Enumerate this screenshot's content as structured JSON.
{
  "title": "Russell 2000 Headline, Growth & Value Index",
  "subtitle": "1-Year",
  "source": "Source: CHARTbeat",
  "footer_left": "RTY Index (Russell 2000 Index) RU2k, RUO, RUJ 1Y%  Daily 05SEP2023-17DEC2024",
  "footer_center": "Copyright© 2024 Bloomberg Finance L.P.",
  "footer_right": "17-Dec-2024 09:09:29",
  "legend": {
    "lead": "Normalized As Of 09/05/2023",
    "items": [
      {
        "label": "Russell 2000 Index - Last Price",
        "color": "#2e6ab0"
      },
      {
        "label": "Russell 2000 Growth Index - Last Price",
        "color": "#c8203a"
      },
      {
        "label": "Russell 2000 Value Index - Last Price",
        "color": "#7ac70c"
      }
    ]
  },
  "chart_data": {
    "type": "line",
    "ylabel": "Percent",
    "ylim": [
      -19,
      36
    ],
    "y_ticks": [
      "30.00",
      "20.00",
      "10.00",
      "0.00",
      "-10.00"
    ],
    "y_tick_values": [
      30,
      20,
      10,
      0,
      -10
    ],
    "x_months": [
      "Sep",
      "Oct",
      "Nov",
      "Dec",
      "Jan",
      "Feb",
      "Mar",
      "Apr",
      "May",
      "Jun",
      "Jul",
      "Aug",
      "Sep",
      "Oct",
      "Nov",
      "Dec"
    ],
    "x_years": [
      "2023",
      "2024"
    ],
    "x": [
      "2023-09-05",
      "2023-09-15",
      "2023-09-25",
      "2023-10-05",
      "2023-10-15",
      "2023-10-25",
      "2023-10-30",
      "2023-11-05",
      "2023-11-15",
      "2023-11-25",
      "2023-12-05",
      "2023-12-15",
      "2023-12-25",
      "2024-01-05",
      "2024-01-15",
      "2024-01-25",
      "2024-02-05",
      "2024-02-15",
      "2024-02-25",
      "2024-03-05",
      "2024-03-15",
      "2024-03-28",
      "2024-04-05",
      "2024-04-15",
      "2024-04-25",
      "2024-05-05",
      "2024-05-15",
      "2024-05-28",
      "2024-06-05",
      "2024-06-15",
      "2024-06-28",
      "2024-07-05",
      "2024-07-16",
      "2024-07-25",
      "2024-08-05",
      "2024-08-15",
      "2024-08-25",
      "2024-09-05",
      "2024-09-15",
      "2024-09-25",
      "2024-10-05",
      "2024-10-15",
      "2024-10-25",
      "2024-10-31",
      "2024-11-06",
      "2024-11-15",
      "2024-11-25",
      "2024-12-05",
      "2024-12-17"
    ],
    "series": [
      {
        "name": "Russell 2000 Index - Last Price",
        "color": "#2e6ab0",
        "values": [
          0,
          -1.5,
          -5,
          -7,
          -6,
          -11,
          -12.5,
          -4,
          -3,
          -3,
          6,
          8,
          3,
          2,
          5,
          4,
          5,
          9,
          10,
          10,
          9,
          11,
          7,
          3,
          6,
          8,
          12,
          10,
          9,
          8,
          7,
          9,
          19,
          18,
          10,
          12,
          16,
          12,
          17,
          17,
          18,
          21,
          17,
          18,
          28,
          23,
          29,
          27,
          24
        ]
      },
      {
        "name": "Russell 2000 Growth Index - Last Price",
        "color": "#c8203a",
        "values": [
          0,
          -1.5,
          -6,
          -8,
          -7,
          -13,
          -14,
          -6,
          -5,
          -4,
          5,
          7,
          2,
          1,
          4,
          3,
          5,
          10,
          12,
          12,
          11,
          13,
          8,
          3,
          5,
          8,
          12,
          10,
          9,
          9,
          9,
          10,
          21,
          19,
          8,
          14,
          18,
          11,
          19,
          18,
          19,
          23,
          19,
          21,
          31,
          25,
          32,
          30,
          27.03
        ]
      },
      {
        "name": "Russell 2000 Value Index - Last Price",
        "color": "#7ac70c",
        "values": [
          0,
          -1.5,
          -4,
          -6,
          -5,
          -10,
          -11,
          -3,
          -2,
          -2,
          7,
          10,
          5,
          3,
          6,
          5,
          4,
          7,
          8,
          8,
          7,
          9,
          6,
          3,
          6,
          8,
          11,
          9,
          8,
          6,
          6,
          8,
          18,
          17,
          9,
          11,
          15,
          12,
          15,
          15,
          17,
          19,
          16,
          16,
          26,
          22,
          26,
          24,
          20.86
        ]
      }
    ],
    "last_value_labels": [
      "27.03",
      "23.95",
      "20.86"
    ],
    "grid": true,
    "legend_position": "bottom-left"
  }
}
= = =
• _Work required_:
Count every line bearing the word "color"; report the total only.

• _Exercise response_:
6